Count every line of these entries that holds the word "seca", and reply with the number only.

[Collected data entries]
===

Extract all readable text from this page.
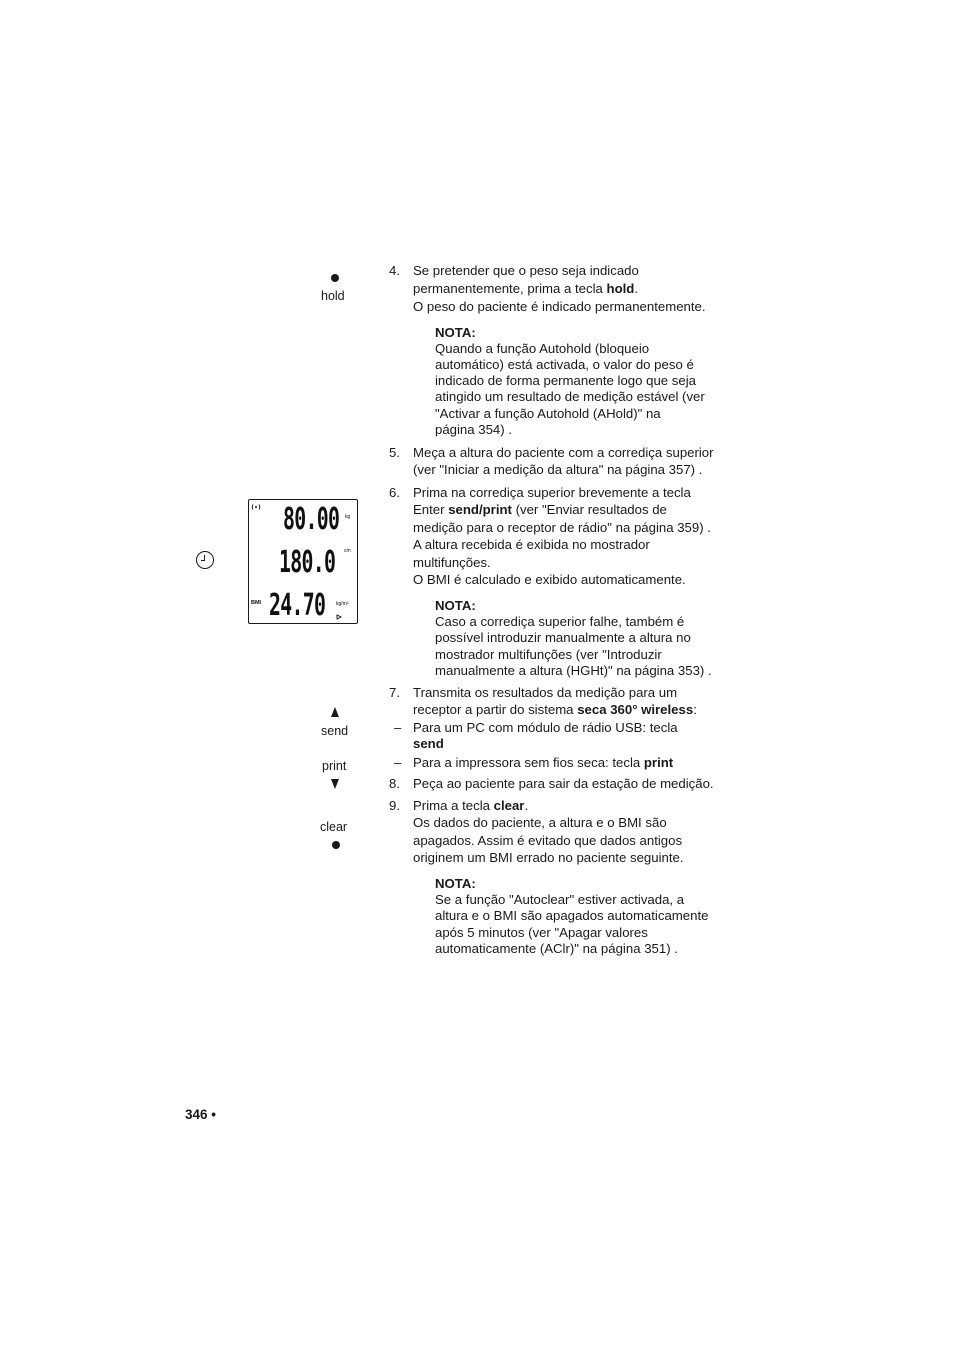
hold
send
print
clear
80.00 kg
180.0 cm
BMI 24.70 kg/m²
4. Se pretender que o peso seja indicado

permanentemente, prima a tecla hold.

O peso do paciente é indicado permanentemente.

NOTA:
Quando a função Autohold (bloqueio
automático) está activada, o valor do peso é
indicado de forma permanente logo que seja
atingido um resultado de medição estável (ver
"Activar a função Autohold (AHold)" na
página 354) .
5. Meça a altura do paciente com a corrediça superior

(ver "Iniciar a medição da altura" na página 357) .

6. Prima na corrediça superior brevemente a tecla

Enter send/print (ver "Enviar resultados de

medição para o receptor de rádio" na página 359) .

A altura recebida é exibida no mostrador

multifunções.

O BMI é calculado e exibido automaticamente.

NOTA:
Caso a corrediça superior falhe, também é
possível introduzir manualmente a altura no
mostrador multifunções (ver "Introduzir
manualmente a altura (HGHt)" na página 353) .
7. Transmita os resultados da medição para um

receptor a partir do sistema seca 360° wireless:

– Para um PC com módulo de rádio USB: tecla
send
– Para a impressora sem fios seca: tecla print
8. Peça ao paciente para sair da estação de medição.

9. Prima a tecla clear.

Os dados do paciente, a altura e o BMI são

apagados. Assim é evitado que dados antigos

originem um BMI errado no paciente seguinte.

NOTA:
Se a função "Autoclear" estiver activada, a
altura e o BMI são apagados automaticamente
após 5 minutos (ver "Apagar valores
automaticamente (AClr)" na página 351) .
346 •
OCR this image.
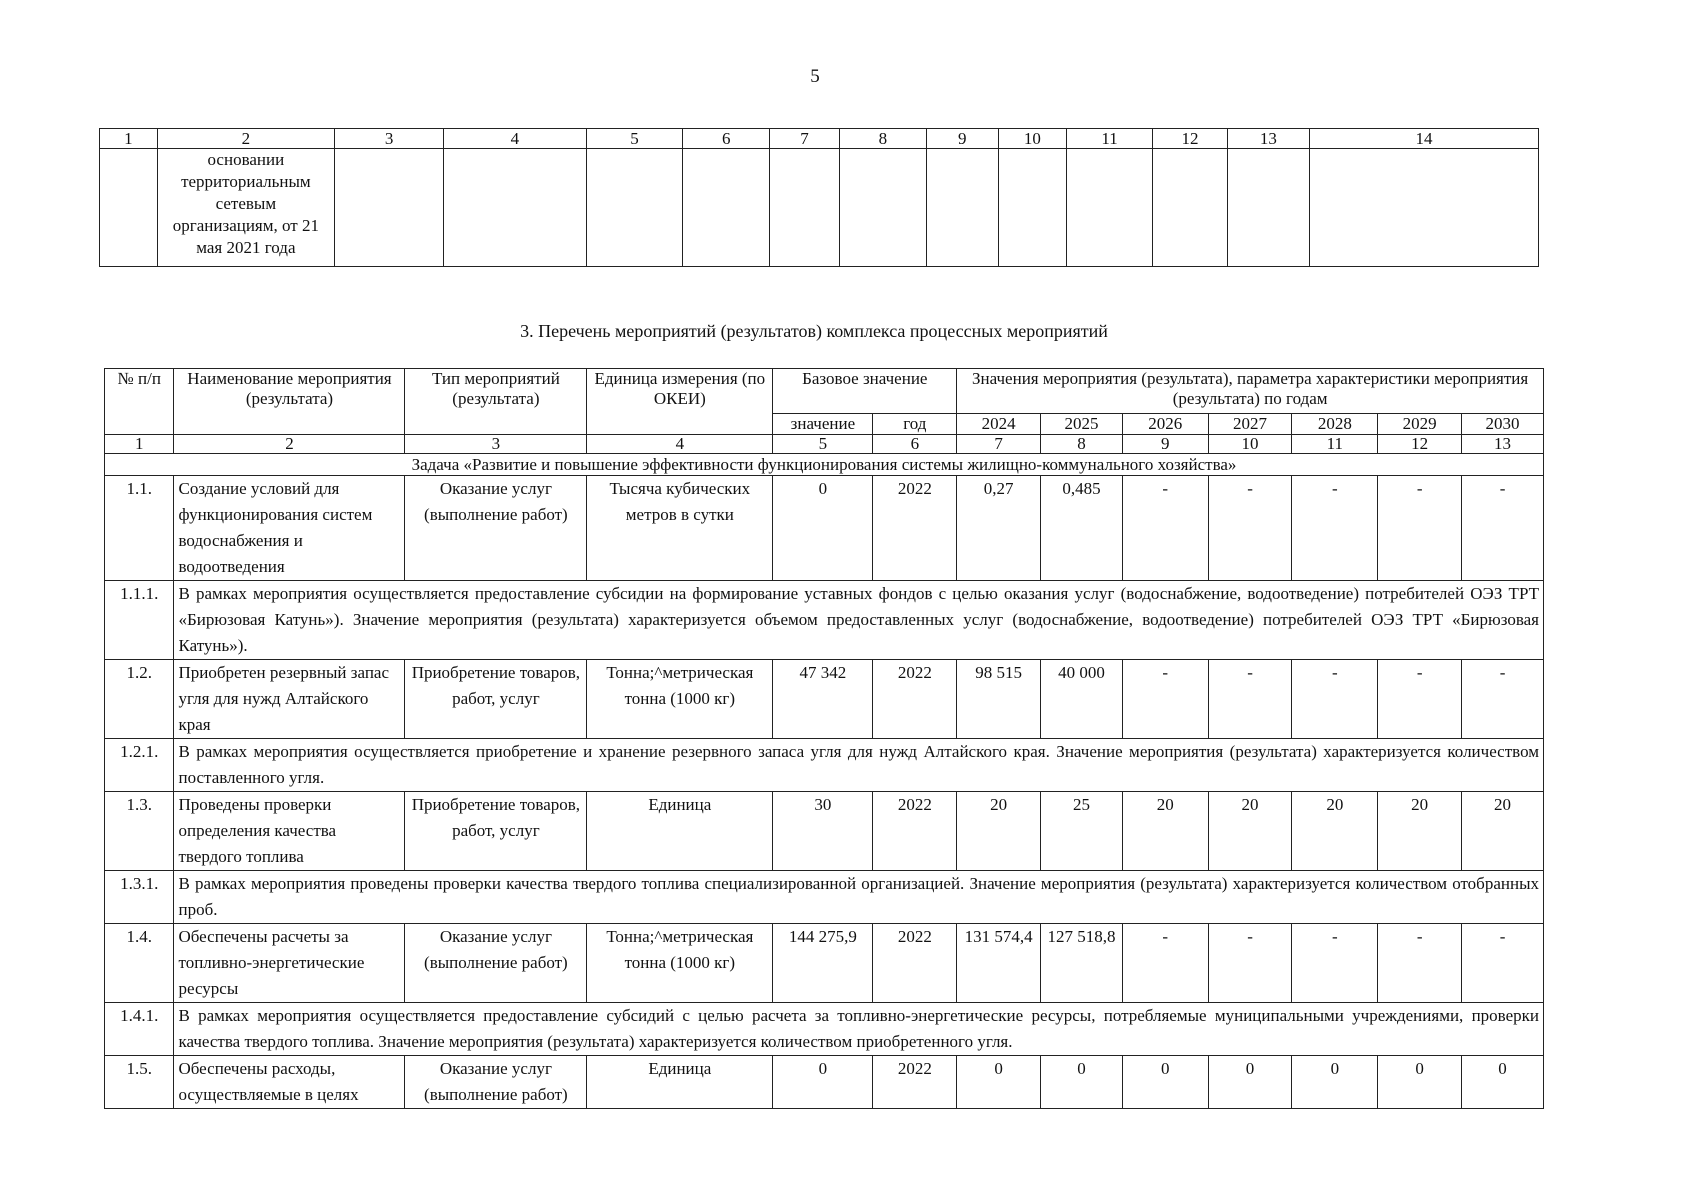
5
1	2	3	4	5	6	7	8	9	10	11	12	13	14

	основании
территориальным
сетевым
организациям, от 21
мая 2021 года												

3. Перечень мероприятий (результатов) комплекса процессных мероприятий
№ п/п	Наименование мероприятия (результата)	Тип мероприятий (результата)	Единица измерения (по ОКЕИ)	Базовое значение		Значения мероприятия (результата), параметра характеристики мероприятия (результата) по годам						
				значение	год	2024	2025	2026	2027	2028	2029	2030
1	2	3	4	5	6	7	8	9	10	11	12	13
Задача «Развитие и повышение эффективности функционирования системы жилищно-коммунального хозяйства»												
1.1.	Создание условий для функционирования систем водоснабжения и водоотведения	Оказание услуг (выполнение работ)	Тысяча кубических метров в сутки	0	2022	0,27	0,485	-	-	-	-	-
1.1.1.	В рамках мероприятия осуществляется предоставление субсидии на формирование уставных фондов с целью оказания услуг (водоснабжение, водоотведение) потребителей ОЭЗ ТРТ «Бирюзовая Катунь»). Значение мероприятия (результата) характеризуется объемом предоставленных услуг (водоснабжение, водоотведение) потребителей ОЭЗ ТРТ «Бирюзовая Катунь»).											
1.2.	Приобретен резервный запас угля для нужд Алтайского края	Приобретение товаров, работ, услуг	Тонна;^метрическая тонна (1000 кг)	47 342	2022	98 515	40 000	-	-	-	-	-
1.2.1.	В рамках мероприятия осуществляется приобретение и хранение резервного запаса угля для нужд Алтайского края. Значение мероприятия (результата) характеризуется количеством поставленного угля.											
1.3.	Проведены проверки определения качества твердого топлива	Приобретение товаров, работ, услуг	Единица	30	2022	20	25	20	20	20	20	20
1.3.1.	В рамках мероприятия проведены проверки качества твердого топлива специализированной организацией. Значение мероприятия (результата) характеризуется количеством отобранных проб.											
1.4.	Обеспечены расчеты за топливно-энергетические ресурсы	Оказание услуг (выполнение работ)	Тонна;^метрическая тонна (1000 кг)	144 275,9	2022	131 574,4	127 518,8	-	-	-	-	-
1.4.1.	В рамках мероприятия осуществляется предоставление субсидий с целью расчета за топливно-энергетические ресурсы, потребляемые муниципальными учреждениями, проверки качества твердого топлива. Значение мероприятия (результата) характеризуется количеством приобретенного угля.											
1.5.	Обеспечены расходы, осуществляемые в целях	Оказание услуг (выполнение работ)	Единица	0	2022	0	0	0	0	0	0	0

===

> Task solution: 2